**Written task 1:**
Convert the rows in the first block, from the line that contains "shield-icon: ⛉ bbox=[112, 55, 122, 71]" through the line that contains "map-pin-4[interactable]: 4 bbox=[1328, 362, 1356, 390]", inclusive, into a JSON list of strings with one string per line and no blank lines.

**Reading passage:**

═══

Horsin’ around

Hot take alert: Roy Moore pretending to ride a horse is in fact the most serious of all political issues. This is a serious argument which I am making seriously.

The first thing to consider is why a person would do such a thing in the first place, which is of course to cosplay as a cowboy. We’ve seen the same sort of thing with George W. Bush “clearing brush” or Donald Trump putting on a coal mining helmet. The political significance of these stunts is that they evoke a socially-understood image of rugged, individualist masculinity, the evocation of which acts as an argument for a particular value system. The thing is, though, if these people really did embody their stated values, there would be no need for stunts. In fact, if there existed anyone who embodied these types of values, that person would instead have risen to become the relevant candidate. The reason this never happens is that there exists no such person, which is because the set of values is question isn’t real. It can’t actually be instantiated, which is why it can’t be rationally argued for, which is why it can only exist through theatrification.

So it’s a form of lying, obviously, it’s presenting the candidate as someone they’re not, but it’s more than that. It’s mythologization as support for an incoherent system of values. The images of things like the “cowboy” and the “wild West” are forged copies of an original that never existed in the first place (one of those postmodern sociology nerds probably has a term for this, but I don’t care enough to look it up). Moore’s failure to actually ride his horse demonstrates this quite concisely. Horseback riding is a real skill, and horsemanship has a real history and real functions. Furthermore, cowboys were real people, and there really was a period of Western expansion and pioneering. But the image of the cowboy and the horse has no connection to any of this history. It merely appeals to people’s unexamined instincts in favor of positive-valence concepts like “independence” and “manliness” and “nature.” The thing is, you can make up a concept for anything, but reality is going to stay the same underneath it. The only way concepts are justified is through a connection to that underlying reality that helps people grasp it, like reins attached to a horse. When there is no such connection, evocation of the concept results only in noise, and attempts to act on it result in mere flailing, like an old man barely balancing on top of a presumably very annoyed horse.

Of course, since incoherent values by definition cannot exist, what actually happens when these people get elected is that they revert to their true values. Republicans’ recent attempts at legislation bear this out. The first thing they tried to do was “repeal Obamacare,” which was one of the false images they used to get elected. Since Obamacare is a regulations tweak and not actually its own distinct structure, there’s no such thing as “repealing” it (because the policy has already changed the landscape of American healthcare, changing it back to what it was before would not in fact revert things to the same situation.) All you can do is change the regulations to something else, which is what the actual bill ended up being. But no one actually wants that; free-market zealots just want to slash spending on poor people, and everyone else wants a real healthcare system. The fact that Republicans almost passed a nonsense bill anyway shows how deeply they’re trapped in their own image. When that failed, they moved on to their real priority of just giving money to rich people, which is not something that anyone voted for. Here, again, the constructed image of “resistance to big government” and “job creation” masks a real material policy of direct upward wealth transfer. And it’s not just that the image disguises the real policy, but that, without the image, the policy could never have existed in the first place. The present instantiation of the Republican Party only exists as a vector for this image of “fiscal responsibility” and “traditional values,” and the desires that constitute the source of that image are the real underlying problem.

═══

**Data listing:**
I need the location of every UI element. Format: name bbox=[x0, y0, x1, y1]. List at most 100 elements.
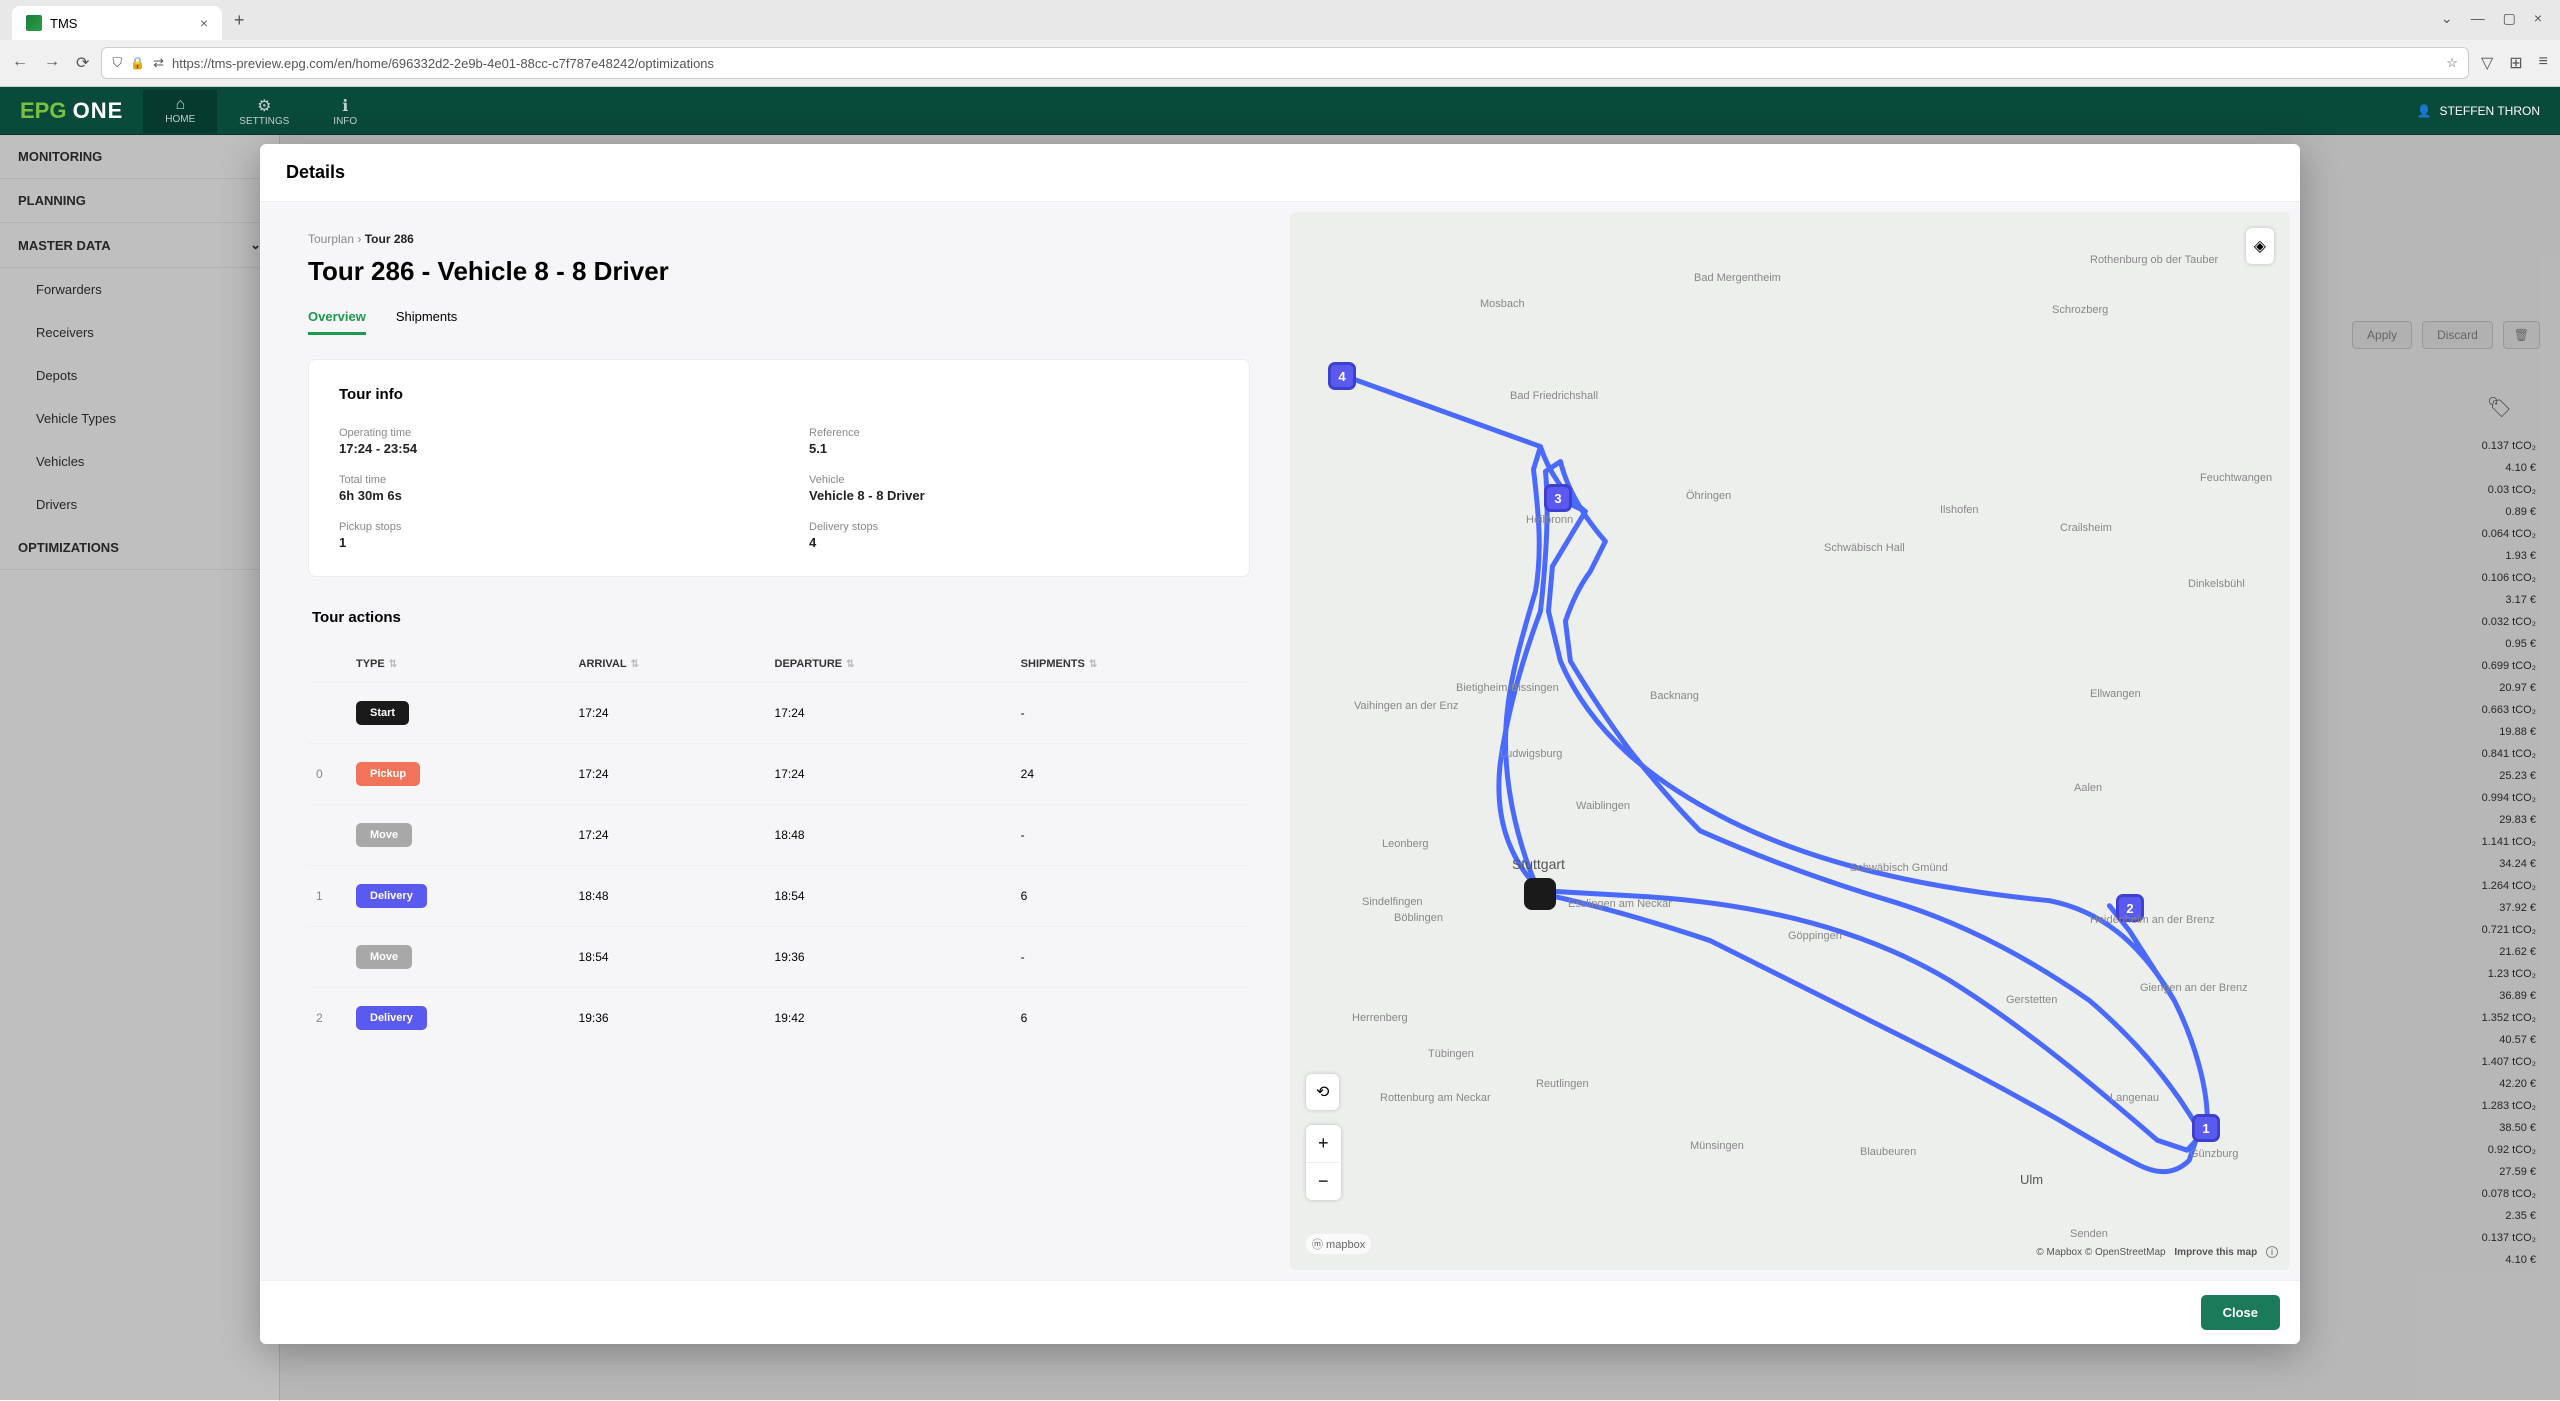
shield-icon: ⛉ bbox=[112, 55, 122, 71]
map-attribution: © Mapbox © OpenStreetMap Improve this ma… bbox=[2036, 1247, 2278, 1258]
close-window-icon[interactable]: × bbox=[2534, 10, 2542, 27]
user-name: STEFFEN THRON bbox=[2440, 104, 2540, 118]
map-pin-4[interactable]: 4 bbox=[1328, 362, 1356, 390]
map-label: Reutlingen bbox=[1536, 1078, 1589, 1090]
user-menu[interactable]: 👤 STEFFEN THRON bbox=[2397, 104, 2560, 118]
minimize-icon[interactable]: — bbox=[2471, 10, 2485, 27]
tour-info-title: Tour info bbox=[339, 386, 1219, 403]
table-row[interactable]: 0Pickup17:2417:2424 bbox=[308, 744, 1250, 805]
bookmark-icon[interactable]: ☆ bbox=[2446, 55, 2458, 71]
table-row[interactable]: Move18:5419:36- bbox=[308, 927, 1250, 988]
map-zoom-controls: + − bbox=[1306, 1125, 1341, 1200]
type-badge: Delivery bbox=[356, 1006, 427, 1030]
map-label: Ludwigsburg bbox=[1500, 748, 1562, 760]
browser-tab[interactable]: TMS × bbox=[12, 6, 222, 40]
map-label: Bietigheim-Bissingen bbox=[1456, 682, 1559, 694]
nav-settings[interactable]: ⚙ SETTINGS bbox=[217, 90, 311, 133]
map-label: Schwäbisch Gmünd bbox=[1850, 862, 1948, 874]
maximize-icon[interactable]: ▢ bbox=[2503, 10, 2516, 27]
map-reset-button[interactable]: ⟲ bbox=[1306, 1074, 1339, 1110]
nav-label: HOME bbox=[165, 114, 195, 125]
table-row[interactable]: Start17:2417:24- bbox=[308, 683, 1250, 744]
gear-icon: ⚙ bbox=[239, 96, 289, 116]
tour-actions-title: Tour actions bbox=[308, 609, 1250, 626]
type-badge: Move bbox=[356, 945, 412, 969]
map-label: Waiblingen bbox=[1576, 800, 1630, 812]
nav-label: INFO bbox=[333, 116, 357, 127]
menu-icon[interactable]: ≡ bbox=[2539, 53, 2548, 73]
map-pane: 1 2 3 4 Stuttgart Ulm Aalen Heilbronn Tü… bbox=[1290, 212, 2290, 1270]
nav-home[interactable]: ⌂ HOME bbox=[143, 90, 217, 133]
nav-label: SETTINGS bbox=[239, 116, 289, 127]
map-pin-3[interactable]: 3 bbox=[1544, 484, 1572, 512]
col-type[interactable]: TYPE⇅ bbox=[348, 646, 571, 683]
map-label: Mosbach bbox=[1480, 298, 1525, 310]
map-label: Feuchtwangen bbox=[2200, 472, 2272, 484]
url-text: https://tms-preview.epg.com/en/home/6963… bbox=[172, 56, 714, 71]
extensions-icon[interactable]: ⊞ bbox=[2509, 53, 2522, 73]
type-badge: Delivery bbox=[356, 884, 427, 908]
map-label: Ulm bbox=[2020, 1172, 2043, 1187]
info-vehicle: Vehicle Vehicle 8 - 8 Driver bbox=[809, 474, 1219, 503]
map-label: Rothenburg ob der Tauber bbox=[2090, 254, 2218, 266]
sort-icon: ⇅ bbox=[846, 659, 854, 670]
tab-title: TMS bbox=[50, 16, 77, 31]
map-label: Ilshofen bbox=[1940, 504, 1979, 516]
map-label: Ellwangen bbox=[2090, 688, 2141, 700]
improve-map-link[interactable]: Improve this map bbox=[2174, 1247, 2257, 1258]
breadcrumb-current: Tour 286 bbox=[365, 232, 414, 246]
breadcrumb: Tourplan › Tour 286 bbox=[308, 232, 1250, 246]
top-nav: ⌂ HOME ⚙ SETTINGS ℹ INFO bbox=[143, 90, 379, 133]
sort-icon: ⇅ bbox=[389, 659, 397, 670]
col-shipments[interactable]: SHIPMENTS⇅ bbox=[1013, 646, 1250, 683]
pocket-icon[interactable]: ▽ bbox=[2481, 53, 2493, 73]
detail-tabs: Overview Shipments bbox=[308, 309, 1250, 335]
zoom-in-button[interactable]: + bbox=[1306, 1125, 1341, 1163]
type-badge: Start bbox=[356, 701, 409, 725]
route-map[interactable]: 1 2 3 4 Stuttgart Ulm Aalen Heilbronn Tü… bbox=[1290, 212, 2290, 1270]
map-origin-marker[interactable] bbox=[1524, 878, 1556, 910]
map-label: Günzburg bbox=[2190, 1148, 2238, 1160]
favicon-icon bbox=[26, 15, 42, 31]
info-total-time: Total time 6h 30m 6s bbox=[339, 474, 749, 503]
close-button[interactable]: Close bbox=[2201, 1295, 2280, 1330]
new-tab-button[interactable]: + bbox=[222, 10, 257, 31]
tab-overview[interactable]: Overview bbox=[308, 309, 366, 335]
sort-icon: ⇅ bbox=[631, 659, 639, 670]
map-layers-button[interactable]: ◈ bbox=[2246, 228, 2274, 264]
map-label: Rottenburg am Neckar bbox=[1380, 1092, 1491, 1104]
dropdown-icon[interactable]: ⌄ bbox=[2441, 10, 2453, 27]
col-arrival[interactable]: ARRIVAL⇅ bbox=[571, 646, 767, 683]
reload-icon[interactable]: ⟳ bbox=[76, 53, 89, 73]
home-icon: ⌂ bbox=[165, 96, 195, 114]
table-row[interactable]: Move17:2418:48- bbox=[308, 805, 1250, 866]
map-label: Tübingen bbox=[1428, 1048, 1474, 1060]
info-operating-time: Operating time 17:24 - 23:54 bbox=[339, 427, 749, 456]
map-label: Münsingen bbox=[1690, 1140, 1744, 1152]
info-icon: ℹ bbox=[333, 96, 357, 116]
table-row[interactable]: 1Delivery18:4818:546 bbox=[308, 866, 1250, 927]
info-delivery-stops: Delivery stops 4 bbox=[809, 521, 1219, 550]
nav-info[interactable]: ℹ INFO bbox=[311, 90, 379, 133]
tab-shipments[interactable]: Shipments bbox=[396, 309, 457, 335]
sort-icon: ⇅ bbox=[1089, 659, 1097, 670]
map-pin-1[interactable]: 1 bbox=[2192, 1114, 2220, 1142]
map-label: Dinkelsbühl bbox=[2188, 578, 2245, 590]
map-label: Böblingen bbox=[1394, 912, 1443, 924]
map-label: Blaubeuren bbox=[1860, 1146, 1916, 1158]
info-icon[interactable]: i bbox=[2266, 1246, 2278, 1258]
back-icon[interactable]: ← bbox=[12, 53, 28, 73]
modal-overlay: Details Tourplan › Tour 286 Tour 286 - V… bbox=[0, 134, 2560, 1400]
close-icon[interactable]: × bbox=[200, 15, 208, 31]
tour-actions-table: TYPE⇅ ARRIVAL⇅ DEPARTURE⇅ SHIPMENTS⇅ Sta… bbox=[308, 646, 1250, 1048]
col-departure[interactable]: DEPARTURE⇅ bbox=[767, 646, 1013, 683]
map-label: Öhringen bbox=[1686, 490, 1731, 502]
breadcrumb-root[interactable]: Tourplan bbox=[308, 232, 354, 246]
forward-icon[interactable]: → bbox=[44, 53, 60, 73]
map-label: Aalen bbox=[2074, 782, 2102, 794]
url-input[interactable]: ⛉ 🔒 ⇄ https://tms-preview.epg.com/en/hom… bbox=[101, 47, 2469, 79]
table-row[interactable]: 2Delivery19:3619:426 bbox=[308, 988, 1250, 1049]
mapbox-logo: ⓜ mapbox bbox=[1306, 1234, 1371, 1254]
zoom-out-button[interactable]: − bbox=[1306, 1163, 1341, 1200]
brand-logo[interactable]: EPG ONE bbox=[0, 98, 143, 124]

═══

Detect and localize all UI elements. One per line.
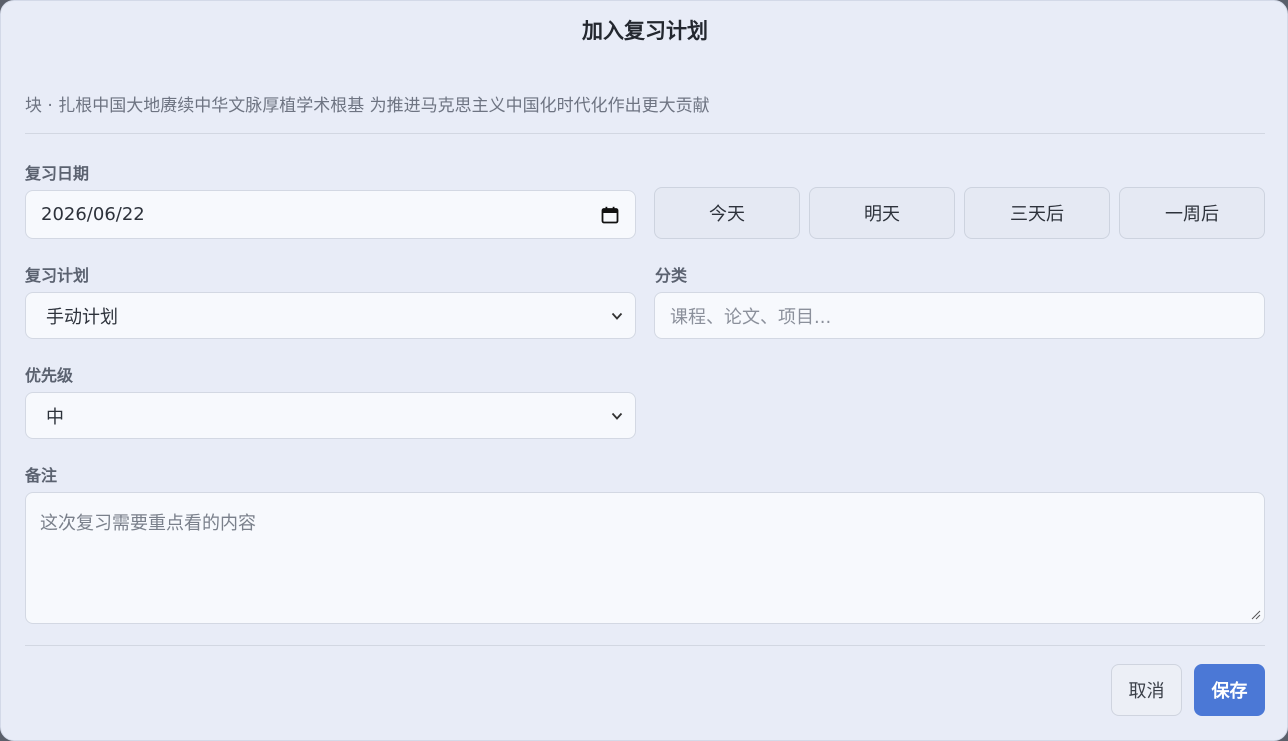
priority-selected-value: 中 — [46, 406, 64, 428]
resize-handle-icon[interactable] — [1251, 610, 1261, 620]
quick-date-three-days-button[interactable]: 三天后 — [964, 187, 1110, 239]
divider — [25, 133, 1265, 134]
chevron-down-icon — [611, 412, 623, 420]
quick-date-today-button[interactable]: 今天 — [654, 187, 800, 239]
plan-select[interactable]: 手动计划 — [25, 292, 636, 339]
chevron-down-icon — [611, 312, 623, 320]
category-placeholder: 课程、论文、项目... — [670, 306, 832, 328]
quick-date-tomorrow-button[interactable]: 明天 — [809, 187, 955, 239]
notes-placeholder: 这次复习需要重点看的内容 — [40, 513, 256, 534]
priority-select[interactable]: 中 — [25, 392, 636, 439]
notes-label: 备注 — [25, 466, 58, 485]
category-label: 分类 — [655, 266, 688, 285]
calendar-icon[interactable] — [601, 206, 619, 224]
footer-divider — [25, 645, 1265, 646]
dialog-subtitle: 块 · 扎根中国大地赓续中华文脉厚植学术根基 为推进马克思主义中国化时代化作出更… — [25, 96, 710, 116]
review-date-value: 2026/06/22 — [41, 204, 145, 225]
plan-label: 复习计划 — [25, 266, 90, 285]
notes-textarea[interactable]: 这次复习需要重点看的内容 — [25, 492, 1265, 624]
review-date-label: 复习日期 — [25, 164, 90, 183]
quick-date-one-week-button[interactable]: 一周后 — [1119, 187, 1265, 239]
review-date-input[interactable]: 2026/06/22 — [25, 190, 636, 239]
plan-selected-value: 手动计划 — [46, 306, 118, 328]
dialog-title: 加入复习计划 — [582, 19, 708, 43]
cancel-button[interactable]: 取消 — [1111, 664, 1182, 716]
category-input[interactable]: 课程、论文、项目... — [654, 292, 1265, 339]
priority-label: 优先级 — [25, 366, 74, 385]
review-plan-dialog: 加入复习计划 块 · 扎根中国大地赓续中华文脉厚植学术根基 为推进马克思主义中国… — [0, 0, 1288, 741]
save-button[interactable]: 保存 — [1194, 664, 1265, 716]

═══

**Written task 2:**
Which two stunts does the essay on Roy Moore's horse riding compare to his?

**Exercise answer 1:**
[
  "shield-icon: ⛉ bbox=[112, 55, 122, 71]",
  "map-attribution: © Mapbox © OpenStreetMap Improve this ma… bbox=[2036, 1247, 2278, 1258]",
  "close-window-icon[interactable]: × bbox=[2534, 10, 2542, 27]",
  "user-name: STEFFEN THRON bbox=[2440, 104, 2540, 118]",
  "map-pin-4[interactable]: 4 bbox=[1328, 362, 1356, 390]"
]

**Exercise answer 2:**
George W. Bush "clearing brush" and Donald Trump putting on a coal mining helmet.